┌──
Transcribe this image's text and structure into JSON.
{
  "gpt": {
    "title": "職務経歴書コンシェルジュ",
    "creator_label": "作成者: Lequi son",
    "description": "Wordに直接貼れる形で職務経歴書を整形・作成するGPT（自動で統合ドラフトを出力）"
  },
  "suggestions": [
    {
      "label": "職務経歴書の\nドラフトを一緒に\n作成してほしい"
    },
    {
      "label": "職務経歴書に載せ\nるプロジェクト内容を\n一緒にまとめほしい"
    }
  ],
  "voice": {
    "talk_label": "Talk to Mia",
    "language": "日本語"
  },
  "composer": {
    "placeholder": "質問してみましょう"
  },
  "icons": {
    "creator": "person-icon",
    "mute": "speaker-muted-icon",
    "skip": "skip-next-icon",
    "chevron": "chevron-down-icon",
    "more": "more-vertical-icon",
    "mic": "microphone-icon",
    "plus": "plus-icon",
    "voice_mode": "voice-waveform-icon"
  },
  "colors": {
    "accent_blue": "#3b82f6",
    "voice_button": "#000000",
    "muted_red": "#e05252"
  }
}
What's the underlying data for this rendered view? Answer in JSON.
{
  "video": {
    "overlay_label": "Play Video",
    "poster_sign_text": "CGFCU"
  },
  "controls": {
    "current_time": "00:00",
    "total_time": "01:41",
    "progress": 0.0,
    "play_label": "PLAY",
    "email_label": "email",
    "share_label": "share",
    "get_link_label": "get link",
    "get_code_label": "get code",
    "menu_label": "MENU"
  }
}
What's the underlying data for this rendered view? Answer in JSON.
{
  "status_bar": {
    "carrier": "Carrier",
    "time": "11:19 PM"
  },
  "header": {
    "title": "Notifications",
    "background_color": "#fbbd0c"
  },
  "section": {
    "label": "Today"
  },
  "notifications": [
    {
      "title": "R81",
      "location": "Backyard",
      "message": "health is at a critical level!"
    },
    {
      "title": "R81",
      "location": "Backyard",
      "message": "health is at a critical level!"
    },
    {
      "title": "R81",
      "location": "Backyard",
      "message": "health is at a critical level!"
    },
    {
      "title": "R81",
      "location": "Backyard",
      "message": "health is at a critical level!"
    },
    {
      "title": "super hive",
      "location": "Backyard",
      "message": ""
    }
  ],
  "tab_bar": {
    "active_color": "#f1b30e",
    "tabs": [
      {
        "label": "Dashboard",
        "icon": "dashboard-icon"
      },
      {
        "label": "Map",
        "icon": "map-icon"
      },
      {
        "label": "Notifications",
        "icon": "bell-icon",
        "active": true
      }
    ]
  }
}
└──
┌──
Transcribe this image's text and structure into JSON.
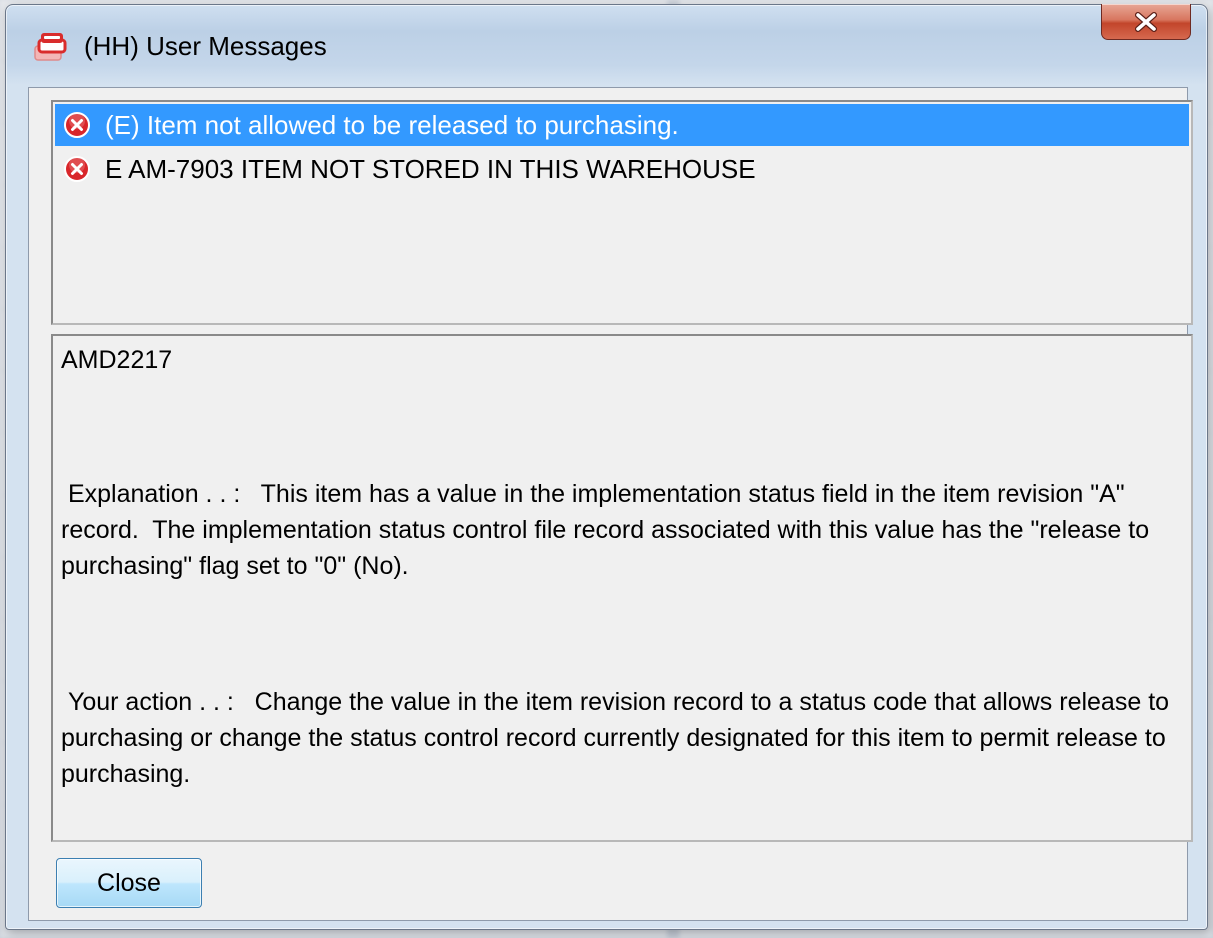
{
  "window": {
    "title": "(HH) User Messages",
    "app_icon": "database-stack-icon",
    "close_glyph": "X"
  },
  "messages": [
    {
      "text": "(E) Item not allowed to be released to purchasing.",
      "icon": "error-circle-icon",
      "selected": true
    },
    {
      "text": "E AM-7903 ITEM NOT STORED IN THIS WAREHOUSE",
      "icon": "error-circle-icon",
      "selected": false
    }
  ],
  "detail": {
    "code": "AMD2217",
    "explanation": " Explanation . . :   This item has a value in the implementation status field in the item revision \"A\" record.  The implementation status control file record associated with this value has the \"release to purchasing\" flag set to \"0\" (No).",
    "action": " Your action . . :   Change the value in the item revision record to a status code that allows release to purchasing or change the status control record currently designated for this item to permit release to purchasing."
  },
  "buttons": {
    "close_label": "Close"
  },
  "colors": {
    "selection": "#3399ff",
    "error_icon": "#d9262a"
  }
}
└──
┌──
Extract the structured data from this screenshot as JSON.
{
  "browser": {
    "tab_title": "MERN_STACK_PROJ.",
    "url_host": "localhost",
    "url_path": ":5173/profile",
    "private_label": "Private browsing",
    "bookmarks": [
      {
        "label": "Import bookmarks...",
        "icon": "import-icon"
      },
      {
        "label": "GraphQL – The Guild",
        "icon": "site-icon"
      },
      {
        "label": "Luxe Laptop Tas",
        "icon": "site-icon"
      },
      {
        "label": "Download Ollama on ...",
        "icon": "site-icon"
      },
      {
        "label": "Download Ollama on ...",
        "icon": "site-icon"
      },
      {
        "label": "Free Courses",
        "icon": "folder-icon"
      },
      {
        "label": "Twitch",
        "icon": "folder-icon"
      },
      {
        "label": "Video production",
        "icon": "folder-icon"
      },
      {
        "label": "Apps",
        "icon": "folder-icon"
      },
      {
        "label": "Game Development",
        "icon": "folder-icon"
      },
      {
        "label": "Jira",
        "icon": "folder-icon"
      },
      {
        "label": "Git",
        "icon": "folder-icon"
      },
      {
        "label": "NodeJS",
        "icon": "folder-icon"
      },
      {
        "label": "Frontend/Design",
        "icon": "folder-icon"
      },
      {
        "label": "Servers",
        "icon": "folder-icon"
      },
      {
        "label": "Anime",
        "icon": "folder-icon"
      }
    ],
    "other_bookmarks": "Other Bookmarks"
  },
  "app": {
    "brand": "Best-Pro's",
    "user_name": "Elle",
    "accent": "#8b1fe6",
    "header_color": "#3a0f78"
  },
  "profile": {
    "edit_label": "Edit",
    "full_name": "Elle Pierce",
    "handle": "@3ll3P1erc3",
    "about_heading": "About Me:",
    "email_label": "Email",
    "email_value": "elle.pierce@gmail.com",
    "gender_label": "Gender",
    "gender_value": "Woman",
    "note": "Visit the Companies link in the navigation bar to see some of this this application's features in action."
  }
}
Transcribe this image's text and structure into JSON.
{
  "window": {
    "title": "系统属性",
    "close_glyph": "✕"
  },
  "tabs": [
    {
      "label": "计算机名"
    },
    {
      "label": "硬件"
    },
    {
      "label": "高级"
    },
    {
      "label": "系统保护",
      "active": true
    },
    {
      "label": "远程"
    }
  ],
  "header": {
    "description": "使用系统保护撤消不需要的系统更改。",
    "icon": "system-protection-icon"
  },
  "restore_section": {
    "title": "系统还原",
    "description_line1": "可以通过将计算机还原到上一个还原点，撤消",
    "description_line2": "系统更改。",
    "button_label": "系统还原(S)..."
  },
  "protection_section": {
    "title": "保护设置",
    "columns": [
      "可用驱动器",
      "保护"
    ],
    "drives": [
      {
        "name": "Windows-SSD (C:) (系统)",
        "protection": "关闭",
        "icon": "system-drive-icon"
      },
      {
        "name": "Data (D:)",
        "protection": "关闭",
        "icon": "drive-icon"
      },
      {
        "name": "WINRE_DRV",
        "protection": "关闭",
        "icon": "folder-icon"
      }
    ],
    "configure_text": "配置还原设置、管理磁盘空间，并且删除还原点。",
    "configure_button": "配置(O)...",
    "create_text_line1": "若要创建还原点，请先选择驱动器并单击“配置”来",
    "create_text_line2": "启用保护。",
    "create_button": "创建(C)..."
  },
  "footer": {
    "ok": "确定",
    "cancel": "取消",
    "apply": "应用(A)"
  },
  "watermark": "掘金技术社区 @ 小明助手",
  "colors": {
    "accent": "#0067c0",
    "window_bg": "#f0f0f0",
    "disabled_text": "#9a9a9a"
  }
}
└──
Report each line in the data that holds the word "record".

--- ANSWER TO THIS EXERCISE ---
    "explanation": " Explanation . . :   This item has a value in the implementation status field in the item revision \"A\" record.  The implementation status control file record associated with this value has the \"release to purchasing\" flag set to \"0\" (No).",
    "action": " Your action . . :   Change the value in the item revision record to a status code that allows release to purchasing or change the status control record currently designated for this item to permit release to purchasing."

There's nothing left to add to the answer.